The birthday paradox is most commonly presented as a thought experiment: How many people should be invited to a party that the odds of finding two persons sharing the same birthday be more than even? The answer is 23, which is surprisingly low and counter-intuitive. Other than the unexpectedly small numeric value, there is nothing illogical or self-contradictory about the problem; calling it a “paradox” is somewhat of a misnomer persisting for its expressiveness and history.

The paradox is basis of many cryptanalytic techniques, which is why the output lengths of hash functions are twice as long as the keys of symmetric-key encryption algorithms with equivalent security. It can also be used for constructive purposes, such as a micropayment scheme or the mark-and-recapture method for population size estimation.

The standard derivation of the birthday paradox computes the probability that ${n}$ i.i.d. samples from the uniform distribution on ${N}$ objects are all distinct. It turns out that this probability quickly approaches 1/2 when ${n=\lceil\sqrt{N\cdot2\ln 2}\rceil}$, which for ${N=365}$ results in ${n=23}$. More precisely, the probability that there is a shared birthday among 22 people (and ${N=365}$) is 47.57% and for 23 people it becomes 50.73%, which is more than 1/2.

A simple argument shows that the uniform distribution on ${N}$ objects is actually the “worst” case of the birthday paradox, i.e., if the distribution is non-uniform, then the even odds are achieved for smaller ${n}$.

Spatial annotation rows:

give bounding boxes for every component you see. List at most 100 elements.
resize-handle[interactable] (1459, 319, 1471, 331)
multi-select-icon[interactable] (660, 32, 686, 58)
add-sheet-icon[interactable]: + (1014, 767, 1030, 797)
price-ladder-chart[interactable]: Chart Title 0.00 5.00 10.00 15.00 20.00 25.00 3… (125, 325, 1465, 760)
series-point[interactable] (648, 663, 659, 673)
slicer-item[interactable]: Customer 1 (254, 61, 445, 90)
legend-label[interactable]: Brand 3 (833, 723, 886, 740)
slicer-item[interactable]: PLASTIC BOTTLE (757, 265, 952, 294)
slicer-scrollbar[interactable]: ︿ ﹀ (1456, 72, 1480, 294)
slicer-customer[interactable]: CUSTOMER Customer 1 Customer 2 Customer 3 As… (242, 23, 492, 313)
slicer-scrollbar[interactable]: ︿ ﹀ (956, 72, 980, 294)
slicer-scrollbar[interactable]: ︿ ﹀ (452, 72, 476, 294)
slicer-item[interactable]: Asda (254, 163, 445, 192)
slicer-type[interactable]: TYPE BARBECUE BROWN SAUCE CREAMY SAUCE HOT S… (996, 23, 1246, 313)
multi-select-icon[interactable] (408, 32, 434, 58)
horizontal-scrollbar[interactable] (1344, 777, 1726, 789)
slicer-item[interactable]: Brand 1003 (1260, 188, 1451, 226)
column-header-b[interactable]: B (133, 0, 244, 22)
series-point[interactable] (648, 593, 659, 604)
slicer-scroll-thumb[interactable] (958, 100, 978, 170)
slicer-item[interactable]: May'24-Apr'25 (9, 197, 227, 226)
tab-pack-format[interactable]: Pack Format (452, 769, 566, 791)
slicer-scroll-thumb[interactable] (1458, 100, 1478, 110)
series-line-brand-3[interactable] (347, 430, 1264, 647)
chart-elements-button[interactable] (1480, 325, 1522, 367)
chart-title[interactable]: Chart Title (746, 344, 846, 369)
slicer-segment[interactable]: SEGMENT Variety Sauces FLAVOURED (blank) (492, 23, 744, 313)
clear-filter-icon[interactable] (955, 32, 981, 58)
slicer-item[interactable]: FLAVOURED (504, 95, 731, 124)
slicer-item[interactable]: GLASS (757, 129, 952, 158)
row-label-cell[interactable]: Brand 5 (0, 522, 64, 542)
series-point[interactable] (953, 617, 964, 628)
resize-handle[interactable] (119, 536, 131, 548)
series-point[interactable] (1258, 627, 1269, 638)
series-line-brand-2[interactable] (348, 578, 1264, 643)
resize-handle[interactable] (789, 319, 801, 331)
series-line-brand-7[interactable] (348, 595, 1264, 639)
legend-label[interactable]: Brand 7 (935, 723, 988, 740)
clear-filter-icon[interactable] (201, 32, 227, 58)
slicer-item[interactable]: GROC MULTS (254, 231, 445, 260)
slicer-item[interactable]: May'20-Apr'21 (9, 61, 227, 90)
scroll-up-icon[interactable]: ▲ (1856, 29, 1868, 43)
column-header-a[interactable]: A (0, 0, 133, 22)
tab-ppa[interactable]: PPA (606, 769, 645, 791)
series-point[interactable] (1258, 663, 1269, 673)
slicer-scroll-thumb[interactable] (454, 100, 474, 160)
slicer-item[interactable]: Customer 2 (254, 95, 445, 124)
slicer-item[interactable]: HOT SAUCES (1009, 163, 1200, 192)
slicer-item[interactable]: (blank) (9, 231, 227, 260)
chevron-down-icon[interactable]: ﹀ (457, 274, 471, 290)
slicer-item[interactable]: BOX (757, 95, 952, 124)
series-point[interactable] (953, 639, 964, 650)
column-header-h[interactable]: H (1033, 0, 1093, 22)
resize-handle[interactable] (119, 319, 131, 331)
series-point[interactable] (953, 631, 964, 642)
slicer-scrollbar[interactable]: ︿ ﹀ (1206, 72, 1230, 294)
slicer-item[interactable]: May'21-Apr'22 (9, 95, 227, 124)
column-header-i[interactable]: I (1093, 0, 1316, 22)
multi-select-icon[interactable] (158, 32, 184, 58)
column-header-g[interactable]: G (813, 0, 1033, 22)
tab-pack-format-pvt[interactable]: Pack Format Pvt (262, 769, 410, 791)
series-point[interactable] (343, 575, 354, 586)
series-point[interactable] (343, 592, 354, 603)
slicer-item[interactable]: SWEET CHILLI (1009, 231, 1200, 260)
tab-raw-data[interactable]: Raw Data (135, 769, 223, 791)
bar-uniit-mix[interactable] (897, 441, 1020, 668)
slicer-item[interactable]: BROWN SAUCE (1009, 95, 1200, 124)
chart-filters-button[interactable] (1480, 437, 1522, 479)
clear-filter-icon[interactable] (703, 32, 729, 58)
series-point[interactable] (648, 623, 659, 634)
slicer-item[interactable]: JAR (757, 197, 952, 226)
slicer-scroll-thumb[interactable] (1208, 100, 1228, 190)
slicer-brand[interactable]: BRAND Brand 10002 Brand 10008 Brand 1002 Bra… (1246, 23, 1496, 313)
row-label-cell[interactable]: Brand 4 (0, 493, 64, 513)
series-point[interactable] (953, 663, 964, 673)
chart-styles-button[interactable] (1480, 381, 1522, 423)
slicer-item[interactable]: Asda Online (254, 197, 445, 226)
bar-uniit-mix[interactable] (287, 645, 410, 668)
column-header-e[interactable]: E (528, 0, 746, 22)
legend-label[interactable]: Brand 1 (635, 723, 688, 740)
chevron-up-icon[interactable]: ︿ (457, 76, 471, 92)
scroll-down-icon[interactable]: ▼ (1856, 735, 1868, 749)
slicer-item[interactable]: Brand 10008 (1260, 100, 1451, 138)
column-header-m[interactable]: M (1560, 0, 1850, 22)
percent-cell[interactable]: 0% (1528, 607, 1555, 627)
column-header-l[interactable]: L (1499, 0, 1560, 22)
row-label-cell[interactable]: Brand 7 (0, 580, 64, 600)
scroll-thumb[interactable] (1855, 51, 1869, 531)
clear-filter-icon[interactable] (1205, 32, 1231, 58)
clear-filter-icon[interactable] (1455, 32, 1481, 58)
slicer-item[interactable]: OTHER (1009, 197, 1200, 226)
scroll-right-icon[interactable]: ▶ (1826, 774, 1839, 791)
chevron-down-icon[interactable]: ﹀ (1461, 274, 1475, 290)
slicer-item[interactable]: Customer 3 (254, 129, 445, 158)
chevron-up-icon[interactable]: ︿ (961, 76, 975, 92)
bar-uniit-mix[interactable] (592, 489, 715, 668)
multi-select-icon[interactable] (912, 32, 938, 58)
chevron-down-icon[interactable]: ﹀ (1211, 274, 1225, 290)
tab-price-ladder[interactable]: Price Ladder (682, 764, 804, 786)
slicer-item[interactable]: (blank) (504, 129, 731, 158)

_TO DO_
Copy the birthday paradox text above word for word, in full.

_THE RESPONSE_
The birthday paradox is most commonly presented as a thought experiment: How many people should be invited to a party that the odds of finding two persons sharing the same birthday be more than even? The answer is 23, which is surprisingly low and counter-intuitive. Other than the unexpectedly small numeric value, there is nothing illogical or self-contradictory about the problem; calling it a “paradox” is somewhat of a misnomer persisting for its expressiveness and history.

The paradox is basis of many cryptanalytic techniques, which is why the output lengths of hash functions are twice as long as the keys of symmetric-key encryption algorithms with equivalent security. It can also be used for constructive purposes, such as a micropayment scheme or the mark-and-recapture method for population size estimation.

The standard derivation of the birthday paradox computes the probability that ${n}$ i.i.d. samples from the uniform distribution on ${N}$ objects are all distinct. It turns out that this probability quickly approaches 1/2 when ${n=\lceil\sqrt{N\cdot2\ln 2}\rceil}$, which for ${N=365}$ results in ${n=23}$. More precisely, the probability that there is a shared birthday among 22 people (and ${N=365}$) is 47.57% and for 23 people it becomes 50.73%, which is more than 1/2.

A simple argument shows that the uniform distribution on ${N}$ objects is actually the “worst” case of the birthday paradox, i.e., if the distribution is non-uniform, then the even odds are achieved for smaller ${n}$.